Task objective:
Return all of the data exactly as given.
##########
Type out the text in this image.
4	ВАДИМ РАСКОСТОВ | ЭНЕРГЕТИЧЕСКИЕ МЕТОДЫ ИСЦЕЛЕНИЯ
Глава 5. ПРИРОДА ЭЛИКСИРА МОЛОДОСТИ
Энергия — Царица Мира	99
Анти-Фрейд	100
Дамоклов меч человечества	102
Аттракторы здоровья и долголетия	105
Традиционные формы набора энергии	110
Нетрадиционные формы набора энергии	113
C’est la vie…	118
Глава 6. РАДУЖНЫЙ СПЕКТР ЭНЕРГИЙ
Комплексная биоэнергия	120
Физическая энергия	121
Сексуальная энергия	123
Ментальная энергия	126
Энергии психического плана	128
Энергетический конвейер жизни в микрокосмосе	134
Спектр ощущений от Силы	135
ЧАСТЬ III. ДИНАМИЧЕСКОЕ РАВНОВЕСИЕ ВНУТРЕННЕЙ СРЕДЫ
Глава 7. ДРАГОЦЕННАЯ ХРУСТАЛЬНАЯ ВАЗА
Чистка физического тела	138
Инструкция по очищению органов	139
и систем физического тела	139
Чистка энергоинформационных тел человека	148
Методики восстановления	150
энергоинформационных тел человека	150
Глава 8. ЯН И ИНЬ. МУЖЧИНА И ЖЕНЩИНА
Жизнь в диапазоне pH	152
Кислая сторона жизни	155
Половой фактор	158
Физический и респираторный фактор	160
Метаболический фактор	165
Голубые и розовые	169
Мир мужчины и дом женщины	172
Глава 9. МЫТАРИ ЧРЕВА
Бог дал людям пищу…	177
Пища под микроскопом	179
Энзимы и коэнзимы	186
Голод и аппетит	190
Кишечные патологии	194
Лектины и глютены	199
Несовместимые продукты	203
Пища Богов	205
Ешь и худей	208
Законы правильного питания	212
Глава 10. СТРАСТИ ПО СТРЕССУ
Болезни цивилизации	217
##########
Worked solution:
Type out the text in this image.
4	ВАДИМ РАСКОСТОВ | ЭНЕРГЕТИЧЕСКИЕ МЕТОДЫ ИСЦЕЛЕНИЯ
Глава 5. ПРИРОДА ЭЛИКСИРА МОЛОДОСТИ
Энергия — Царица Мира	99
Анти-Фрейд	100
Дамоклов меч человечества	102
Аттракторы здоровья и долголетия	105
Традиционные формы набора энергии	110
Нетрадиционные формы набора энергии	113
C’est la vie…	118
Глава 6. РАДУЖНЫЙ СПЕКТР ЭНЕРГИЙ
Комплексная биоэнергия	120
Физическая энергия	121
Сексуальная энергия	123
Ментальная энергия	126
Энергии психического плана	128
Энергетический конвейер жизни в микрокосмосе	134
Спектр ощущений от Силы	135
ЧАСТЬ III. ДИНАМИЧЕСКОЕ РАВНОВЕСИЕ ВНУТРЕННЕЙ СРЕДЫ
Глава 7. ДРАГОЦЕННАЯ ХРУСТАЛЬНАЯ ВАЗА
Чистка физического тела	138
Инструкция по очищению органов	139
и систем физического тела	139
Чистка энергоинформационных тел человека	148
Методики восстановления	150
энергоинформационных тел человека	150
Глава 8. ЯН И ИНЬ. МУЖЧИНА И ЖЕНЩИНА
Жизнь в диапазоне pH	152
Кислая сторона жизни	155
Половой фактор	158
Физический и респираторный фактор	160
Метаболический фактор	165
Голубые и розовые	169
Мир мужчины и дом женщины	172
Глава 9. МЫТАРИ ЧРЕВА
Бог дал людям пищу…	177
Пища под микроскопом	179
Энзимы и коэнзимы	186
Голод и аппетит	190
Кишечные патологии	194
Лектины и глютены	199
Несовместимые продукты	203
Пища Богов	205
Ешь и худей	208
Законы правильного питания	212
Глава 10. СТРАСТИ ПО СТРЕССУ
Болезни цивилизации	217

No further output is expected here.